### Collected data
◇ ◇ ◇ ◇

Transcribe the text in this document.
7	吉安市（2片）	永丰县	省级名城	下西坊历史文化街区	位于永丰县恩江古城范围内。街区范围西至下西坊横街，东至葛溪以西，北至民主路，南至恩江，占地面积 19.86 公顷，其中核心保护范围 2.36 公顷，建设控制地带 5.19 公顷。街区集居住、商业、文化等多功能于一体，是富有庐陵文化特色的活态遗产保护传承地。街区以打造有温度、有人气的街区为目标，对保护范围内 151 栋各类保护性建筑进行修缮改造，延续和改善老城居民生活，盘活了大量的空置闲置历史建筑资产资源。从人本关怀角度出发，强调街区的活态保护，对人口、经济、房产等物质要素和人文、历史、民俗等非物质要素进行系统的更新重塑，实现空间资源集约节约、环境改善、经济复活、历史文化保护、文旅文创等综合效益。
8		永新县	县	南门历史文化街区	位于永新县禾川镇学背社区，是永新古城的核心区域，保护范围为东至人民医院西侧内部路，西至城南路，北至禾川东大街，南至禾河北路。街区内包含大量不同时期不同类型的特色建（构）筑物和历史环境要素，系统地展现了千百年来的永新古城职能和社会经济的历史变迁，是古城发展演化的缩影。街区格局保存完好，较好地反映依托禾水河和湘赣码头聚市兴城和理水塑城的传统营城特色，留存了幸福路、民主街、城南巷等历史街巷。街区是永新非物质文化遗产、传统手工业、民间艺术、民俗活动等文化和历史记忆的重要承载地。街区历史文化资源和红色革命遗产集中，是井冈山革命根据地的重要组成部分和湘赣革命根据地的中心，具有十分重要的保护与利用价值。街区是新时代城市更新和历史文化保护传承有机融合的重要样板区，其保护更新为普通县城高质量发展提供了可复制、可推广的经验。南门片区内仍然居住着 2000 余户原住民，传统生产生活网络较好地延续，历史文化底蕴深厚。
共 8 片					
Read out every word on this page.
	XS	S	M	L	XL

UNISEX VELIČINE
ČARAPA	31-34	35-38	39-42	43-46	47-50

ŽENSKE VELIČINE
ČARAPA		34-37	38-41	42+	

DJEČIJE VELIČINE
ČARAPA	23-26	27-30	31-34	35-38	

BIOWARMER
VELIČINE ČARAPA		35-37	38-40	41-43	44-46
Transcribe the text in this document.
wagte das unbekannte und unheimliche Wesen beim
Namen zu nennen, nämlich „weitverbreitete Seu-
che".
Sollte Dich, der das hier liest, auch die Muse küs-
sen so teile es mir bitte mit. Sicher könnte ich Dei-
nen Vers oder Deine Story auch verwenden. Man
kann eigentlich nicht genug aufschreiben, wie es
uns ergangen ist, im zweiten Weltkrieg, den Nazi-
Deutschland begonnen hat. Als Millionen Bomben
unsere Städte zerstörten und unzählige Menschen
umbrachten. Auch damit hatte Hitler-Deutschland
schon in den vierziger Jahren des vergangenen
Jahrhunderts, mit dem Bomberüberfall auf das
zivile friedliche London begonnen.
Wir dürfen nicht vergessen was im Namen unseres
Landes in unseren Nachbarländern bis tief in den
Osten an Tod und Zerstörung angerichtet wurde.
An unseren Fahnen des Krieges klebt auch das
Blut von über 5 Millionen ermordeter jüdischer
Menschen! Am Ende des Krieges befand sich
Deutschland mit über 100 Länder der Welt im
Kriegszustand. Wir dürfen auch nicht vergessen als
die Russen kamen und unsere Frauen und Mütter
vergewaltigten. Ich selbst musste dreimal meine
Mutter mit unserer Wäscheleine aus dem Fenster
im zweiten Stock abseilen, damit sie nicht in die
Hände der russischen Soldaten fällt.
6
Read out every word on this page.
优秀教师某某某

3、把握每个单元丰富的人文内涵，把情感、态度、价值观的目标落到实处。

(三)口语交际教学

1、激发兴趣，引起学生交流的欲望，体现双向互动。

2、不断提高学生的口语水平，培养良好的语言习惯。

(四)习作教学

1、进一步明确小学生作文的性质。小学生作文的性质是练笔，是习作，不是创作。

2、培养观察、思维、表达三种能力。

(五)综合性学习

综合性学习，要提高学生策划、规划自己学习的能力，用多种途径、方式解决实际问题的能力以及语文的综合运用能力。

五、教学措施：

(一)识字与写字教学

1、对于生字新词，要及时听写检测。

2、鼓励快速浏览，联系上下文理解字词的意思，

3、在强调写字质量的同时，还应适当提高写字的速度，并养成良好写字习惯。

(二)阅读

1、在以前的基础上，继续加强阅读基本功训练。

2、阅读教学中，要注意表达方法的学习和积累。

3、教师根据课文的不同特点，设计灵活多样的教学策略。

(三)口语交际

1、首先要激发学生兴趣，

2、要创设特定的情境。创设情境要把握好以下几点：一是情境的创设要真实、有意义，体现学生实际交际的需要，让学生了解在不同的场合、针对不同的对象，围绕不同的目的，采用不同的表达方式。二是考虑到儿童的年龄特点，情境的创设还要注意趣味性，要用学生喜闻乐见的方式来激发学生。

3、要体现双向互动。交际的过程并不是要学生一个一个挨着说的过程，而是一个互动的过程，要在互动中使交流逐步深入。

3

◇ ◇ ◇ ◇

### Given exercise
Repeat the preceding lines exactly, please, every one of them.

### Correct answer
Transcribe the text in this document.
7	吉安市（2片）	永丰县	省级名城	下西坊历史文化街区	位于永丰县恩江古城范围内。街区范围西至下西坊横街，东至葛溪以西，北至民主路，南至恩江，占地面积 19.86 公顷，其中核心保护范围 2.36 公顷，建设控制地带 5.19 公顷。街区集居住、商业、文化等多功能于一体，是富有庐陵文化特色的活态遗产保护传承地。街区以打造有温度、有人气的街区为目标，对保护范围内 151 栋各类保护性建筑进行修缮改造，延续和改善老城居民生活，盘活了大量的空置闲置历史建筑资产资源。从人本关怀角度出发，强调街区的活态保护，对人口、经济、房产等物质要素和人文、历史、民俗等非物质要素进行系统的更新重塑，实现空间资源集约节约、环境改善、经济复活、历史文化保护、文旅文创等综合效益。
8		永新县	县	南门历史文化街区	位于永新县禾川镇学背社区，是永新古城的核心区域，保护范围为东至人民医院西侧内部路，西至城南路，北至禾川东大街，南至禾河北路。街区内包含大量不同时期不同类型的特色建（构）筑物和历史环境要素，系统地展现了千百年来的永新古城职能和社会经济的历史变迁，是古城发展演化的缩影。街区格局保存完好，较好地反映依托禾水河和湘赣码头聚市兴城和理水塑城的传统营城特色，留存了幸福路、民主街、城南巷等历史街巷。街区是永新非物质文化遗产、传统手工业、民间艺术、民俗活动等文化和历史记忆的重要承载地。街区历史文化资源和红色革命遗产集中，是井冈山革命根据地的重要组成部分和湘赣革命根据地的中心，具有十分重要的保护与利用价值。街区是新时代城市更新和历史文化保护传承有机融合的重要样板区，其保护更新为普通县城高质量发展提供了可复制、可推广的经验。南门片区内仍然居住着 2000 余户原住民，传统生产生活网络较好地延续，历史文化底蕴深厚。
共 8 片					
Read out every word on this page.
	XS	S	M	L	XL

UNISEX VELIČINE
ČARAPA	31-34	35-38	39-42	43-46	47-50

ŽENSKE VELIČINE
ČARAPA		34-37	38-41	42+	

DJEČIJE VELIČINE
ČARAPA	23-26	27-30	31-34	35-38	

BIOWARMER
VELIČINE ČARAPA		35-37	38-40	41-43	44-46
Transcribe the text in this document.
wagte das unbekannte und unheimliche Wesen beim
Namen zu nennen, nämlich „weitverbreitete Seu-
che".
Sollte Dich, der das hier liest, auch die Muse küs-
sen so teile es mir bitte mit. Sicher könnte ich Dei-
nen Vers oder Deine Story auch verwenden. Man
kann eigentlich nicht genug aufschreiben, wie es
uns ergangen ist, im zweiten Weltkrieg, den Nazi-
Deutschland begonnen hat. Als Millionen Bomben
unsere Städte zerstörten und unzählige Menschen
umbrachten. Auch damit hatte Hitler-Deutschland
schon in den vierziger Jahren des vergangenen
Jahrhunderts, mit dem Bomberüberfall auf das
zivile friedliche London begonnen.
Wir dürfen nicht vergessen was im Namen unseres
Landes in unseren Nachbarländern bis tief in den
Osten an Tod und Zerstörung angerichtet wurde.
An unseren Fahnen des Krieges klebt auch das
Blut von über 5 Millionen ermordeter jüdischer
Menschen! Am Ende des Krieges befand sich
Deutschland mit über 100 Länder der Welt im
Kriegszustand. Wir dürfen auch nicht vergessen als
die Russen kamen und unsere Frauen und Mütter
vergewaltigten. Ich selbst musste dreimal meine
Mutter mit unserer Wäscheleine aus dem Fenster
im zweiten Stock abseilen, damit sie nicht in die
Hände der russischen Soldaten fällt.
6
Read out every word on this page.
优秀教师某某某

3、把握每个单元丰富的人文内涵，把情感、态度、价值观的目标落到实处。

(三)口语交际教学

1、激发兴趣，引起学生交流的欲望，体现双向互动。

2、不断提高学生的口语水平，培养良好的语言习惯。

(四)习作教学

1、进一步明确小学生作文的性质。小学生作文的性质是练笔，是习作，不是创作。

2、培养观察、思维、表达三种能力。

(五)综合性学习

综合性学习，要提高学生策划、规划自己学习的能力，用多种途径、方式解决实际问题的能力以及语文的综合运用能力。

五、教学措施：

(一)识字与写字教学

1、对于生字新词，要及时听写检测。

2、鼓励快速浏览，联系上下文理解字词的意思，

3、在强调写字质量的同时，还应适当提高写字的速度，并养成良好写字习惯。

(二)阅读

1、在以前的基础上，继续加强阅读基本功训练。

2、阅读教学中，要注意表达方法的学习和积累。

3、教师根据课文的不同特点，设计灵活多样的教学策略。

(三)口语交际

1、首先要激发学生兴趣，

2、要创设特定的情境。创设情境要把握好以下几点：一是情境的创设要真实、有意义，体现学生实际交际的需要，让学生了解在不同的场合、针对不同的对象，围绕不同的目的，采用不同的表达方式。二是考虑到儿童的年龄特点，情境的创设还要注意趣味性，要用学生喜闻乐见的方式来激发学生。

3、要体现双向互动。交际的过程并不是要学生一个一个挨着说的过程，而是一个互动的过程，要在互动中使交流逐步深入。

3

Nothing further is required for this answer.